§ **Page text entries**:

--- START ---

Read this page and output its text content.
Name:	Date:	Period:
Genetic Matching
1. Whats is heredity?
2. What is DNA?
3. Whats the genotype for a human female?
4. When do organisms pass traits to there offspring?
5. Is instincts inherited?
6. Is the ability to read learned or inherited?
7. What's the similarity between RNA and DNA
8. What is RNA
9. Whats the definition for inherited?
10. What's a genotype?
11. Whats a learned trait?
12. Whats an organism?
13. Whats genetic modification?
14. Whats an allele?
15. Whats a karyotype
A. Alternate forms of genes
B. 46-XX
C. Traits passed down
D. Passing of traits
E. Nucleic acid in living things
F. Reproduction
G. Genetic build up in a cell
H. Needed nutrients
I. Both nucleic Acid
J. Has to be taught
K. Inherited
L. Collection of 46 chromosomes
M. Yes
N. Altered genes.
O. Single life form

--- END ---

§ **Work required**:
The records above are to be repeated in full, word for word.

§ **Solution to this problem**:
Read this page and output its text content.
Name:	Date:	Period:
Genetic Matching
1. Whats is heredity?
2. What is DNA?
3. Whats the genotype for a human female?
4. When do organisms pass traits to there offspring?
5. Is instincts inherited?
6. Is the ability to read learned or inherited?
7. What's the similarity between RNA and DNA
8. What is RNA
9. Whats the definition for inherited?
10. What's a genotype?
11. Whats a learned trait?
12. Whats an organism?
13. Whats genetic modification?
14. Whats an allele?
15. Whats a karyotype
A. Alternate forms of genes
B. 46-XX
C. Traits passed down
D. Passing of traits
E. Nucleic acid in living things
F. Reproduction
G. Genetic build up in a cell
H. Needed nutrients
I. Both nucleic Acid
J. Has to be taught
K. Inherited
L. Collection of 46 chromosomes
M. Yes
N. Altered genes.
O. Single life form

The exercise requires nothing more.